[EXERCISE DETAILS]: Set down each entry exactly as given; pictures should not appear in the copy.

═══ DATASET CONTENT

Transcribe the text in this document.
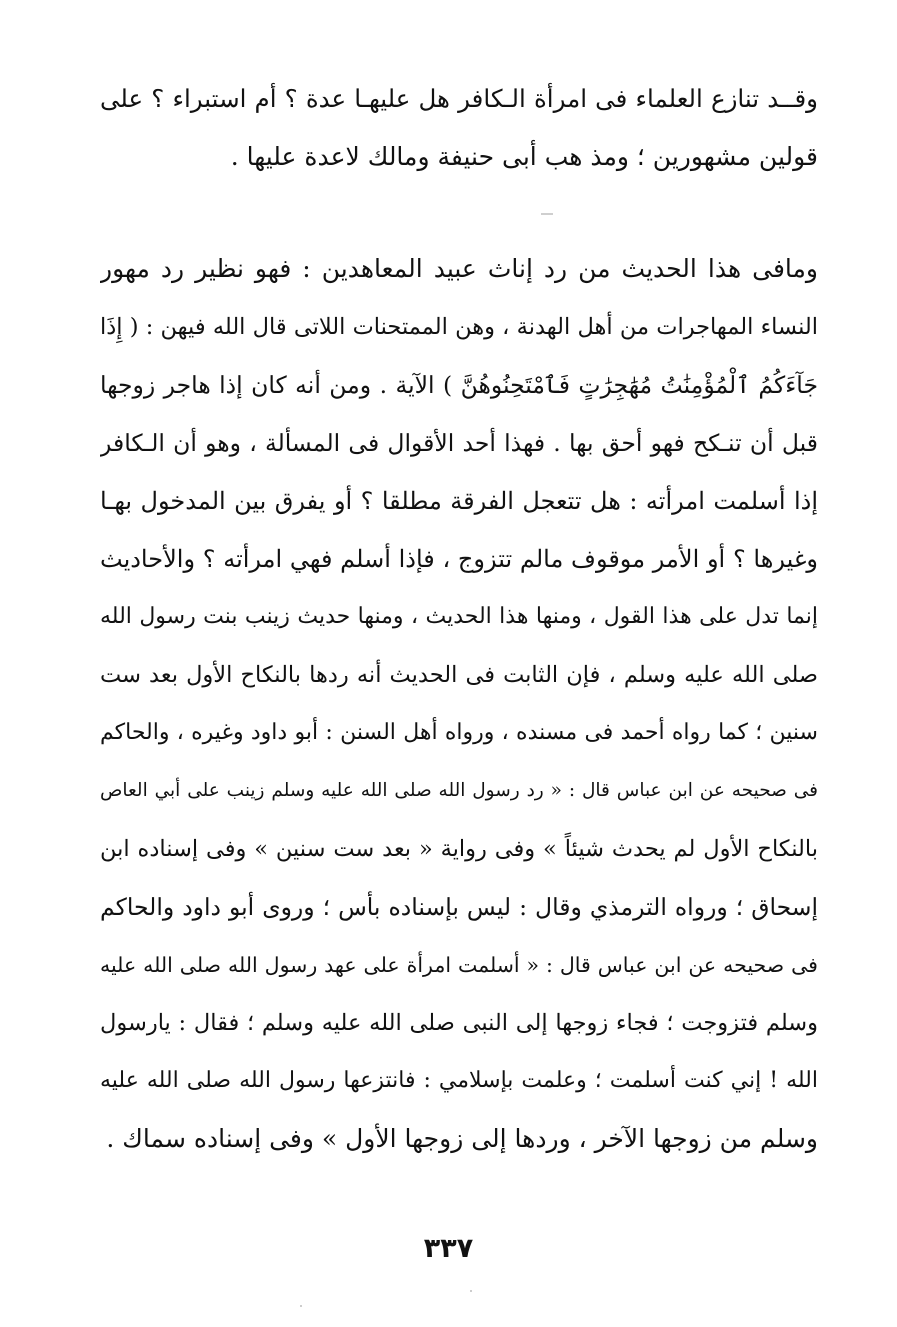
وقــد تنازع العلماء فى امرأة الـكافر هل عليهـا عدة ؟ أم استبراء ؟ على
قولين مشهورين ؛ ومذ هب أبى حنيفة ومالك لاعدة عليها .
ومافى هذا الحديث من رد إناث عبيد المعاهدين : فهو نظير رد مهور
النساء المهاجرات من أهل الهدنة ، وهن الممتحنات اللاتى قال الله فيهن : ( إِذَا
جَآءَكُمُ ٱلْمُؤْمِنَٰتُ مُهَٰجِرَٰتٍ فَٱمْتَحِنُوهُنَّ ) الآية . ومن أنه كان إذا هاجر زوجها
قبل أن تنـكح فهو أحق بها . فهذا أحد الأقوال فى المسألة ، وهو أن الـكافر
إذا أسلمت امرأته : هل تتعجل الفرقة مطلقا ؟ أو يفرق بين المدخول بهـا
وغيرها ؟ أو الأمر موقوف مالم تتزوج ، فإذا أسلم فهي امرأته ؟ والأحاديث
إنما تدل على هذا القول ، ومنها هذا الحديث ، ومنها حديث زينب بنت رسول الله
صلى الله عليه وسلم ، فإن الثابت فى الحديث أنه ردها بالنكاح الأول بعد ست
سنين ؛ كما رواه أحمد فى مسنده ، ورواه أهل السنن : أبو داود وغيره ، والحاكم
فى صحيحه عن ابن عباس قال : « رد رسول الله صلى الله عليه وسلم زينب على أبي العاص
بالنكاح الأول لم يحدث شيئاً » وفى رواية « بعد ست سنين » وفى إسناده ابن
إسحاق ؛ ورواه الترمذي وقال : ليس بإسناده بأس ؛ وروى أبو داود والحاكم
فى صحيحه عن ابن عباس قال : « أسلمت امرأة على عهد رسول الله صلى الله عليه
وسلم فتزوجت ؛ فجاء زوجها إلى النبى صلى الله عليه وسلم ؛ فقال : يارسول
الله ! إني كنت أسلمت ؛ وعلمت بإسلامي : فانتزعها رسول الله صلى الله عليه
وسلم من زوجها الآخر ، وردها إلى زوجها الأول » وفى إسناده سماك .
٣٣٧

══════

[REPLY TO THE EXERCISE]:
Transcribe the text in this document.
وقــد تنازع العلماء فى امرأة الـكافر هل عليهـا عدة ؟ أم استبراء ؟ على
قولين مشهورين ؛ ومذ هب أبى حنيفة ومالك لاعدة عليها .
ومافى هذا الحديث من رد إناث عبيد المعاهدين : فهو نظير رد مهور
النساء المهاجرات من أهل الهدنة ، وهن الممتحنات اللاتى قال الله فيهن : ( إِذَا
جَآءَكُمُ ٱلْمُؤْمِنَٰتُ مُهَٰجِرَٰتٍ فَٱمْتَحِنُوهُنَّ ) الآية . ومن أنه كان إذا هاجر زوجها
قبل أن تنـكح فهو أحق بها . فهذا أحد الأقوال فى المسألة ، وهو أن الـكافر
إذا أسلمت امرأته : هل تتعجل الفرقة مطلقا ؟ أو يفرق بين المدخول بهـا
وغيرها ؟ أو الأمر موقوف مالم تتزوج ، فإذا أسلم فهي امرأته ؟ والأحاديث
إنما تدل على هذا القول ، ومنها هذا الحديث ، ومنها حديث زينب بنت رسول الله
صلى الله عليه وسلم ، فإن الثابت فى الحديث أنه ردها بالنكاح الأول بعد ست
سنين ؛ كما رواه أحمد فى مسنده ، ورواه أهل السنن : أبو داود وغيره ، والحاكم
فى صحيحه عن ابن عباس قال : « رد رسول الله صلى الله عليه وسلم زينب على أبي العاص
بالنكاح الأول لم يحدث شيئاً » وفى رواية « بعد ست سنين » وفى إسناده ابن
إسحاق ؛ ورواه الترمذي وقال : ليس بإسناده بأس ؛ وروى أبو داود والحاكم
فى صحيحه عن ابن عباس قال : « أسلمت امرأة على عهد رسول الله صلى الله عليه
وسلم فتزوجت ؛ فجاء زوجها إلى النبى صلى الله عليه وسلم ؛ فقال : يارسول
الله ! إني كنت أسلمت ؛ وعلمت بإسلامي : فانتزعها رسول الله صلى الله عليه
وسلم من زوجها الآخر ، وردها إلى زوجها الأول » وفى إسناده سماك .
٣٣٧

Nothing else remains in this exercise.